[Data records]
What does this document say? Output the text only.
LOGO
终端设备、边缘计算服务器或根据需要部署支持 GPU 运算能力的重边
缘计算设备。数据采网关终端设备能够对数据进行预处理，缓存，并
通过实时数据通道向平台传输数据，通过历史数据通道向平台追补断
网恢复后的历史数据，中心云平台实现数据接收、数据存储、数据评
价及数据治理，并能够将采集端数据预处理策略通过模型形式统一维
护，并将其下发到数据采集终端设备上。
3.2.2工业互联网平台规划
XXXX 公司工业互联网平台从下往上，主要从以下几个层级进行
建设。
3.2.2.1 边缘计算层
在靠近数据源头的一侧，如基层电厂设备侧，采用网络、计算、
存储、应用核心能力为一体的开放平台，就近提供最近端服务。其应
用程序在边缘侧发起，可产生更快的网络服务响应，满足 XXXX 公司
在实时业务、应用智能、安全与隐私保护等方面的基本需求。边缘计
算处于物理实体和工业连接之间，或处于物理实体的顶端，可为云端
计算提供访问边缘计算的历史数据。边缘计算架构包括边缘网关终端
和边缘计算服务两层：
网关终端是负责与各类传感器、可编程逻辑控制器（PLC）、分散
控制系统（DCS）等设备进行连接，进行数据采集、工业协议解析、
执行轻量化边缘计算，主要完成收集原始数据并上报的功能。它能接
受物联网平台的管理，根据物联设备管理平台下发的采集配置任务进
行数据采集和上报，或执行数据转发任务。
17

The exercise >>
Copy the records above exactly as they appear.

Task result >>
What does this document say? Output the text only.
LOGO
终端设备、边缘计算服务器或根据需要部署支持 GPU 运算能力的重边
缘计算设备。数据采网关终端设备能够对数据进行预处理，缓存，并
通过实时数据通道向平台传输数据，通过历史数据通道向平台追补断
网恢复后的历史数据，中心云平台实现数据接收、数据存储、数据评
价及数据治理，并能够将采集端数据预处理策略通过模型形式统一维
护，并将其下发到数据采集终端设备上。
3.2.2工业互联网平台规划
XXXX 公司工业互联网平台从下往上，主要从以下几个层级进行
建设。
3.2.2.1 边缘计算层
在靠近数据源头的一侧，如基层电厂设备侧，采用网络、计算、
存储、应用核心能力为一体的开放平台，就近提供最近端服务。其应
用程序在边缘侧发起，可产生更快的网络服务响应，满足 XXXX 公司
在实时业务、应用智能、安全与隐私保护等方面的基本需求。边缘计
算处于物理实体和工业连接之间，或处于物理实体的顶端，可为云端
计算提供访问边缘计算的历史数据。边缘计算架构包括边缘网关终端
和边缘计算服务两层：
网关终端是负责与各类传感器、可编程逻辑控制器（PLC）、分散
控制系统（DCS）等设备进行连接，进行数据采集、工业协议解析、
执行轻量化边缘计算，主要完成收集原始数据并上报的功能。它能接
受物联网平台的管理，根据物联设备管理平台下发的采集配置任务进
行数据采集和上报，或执行数据转发任务。
17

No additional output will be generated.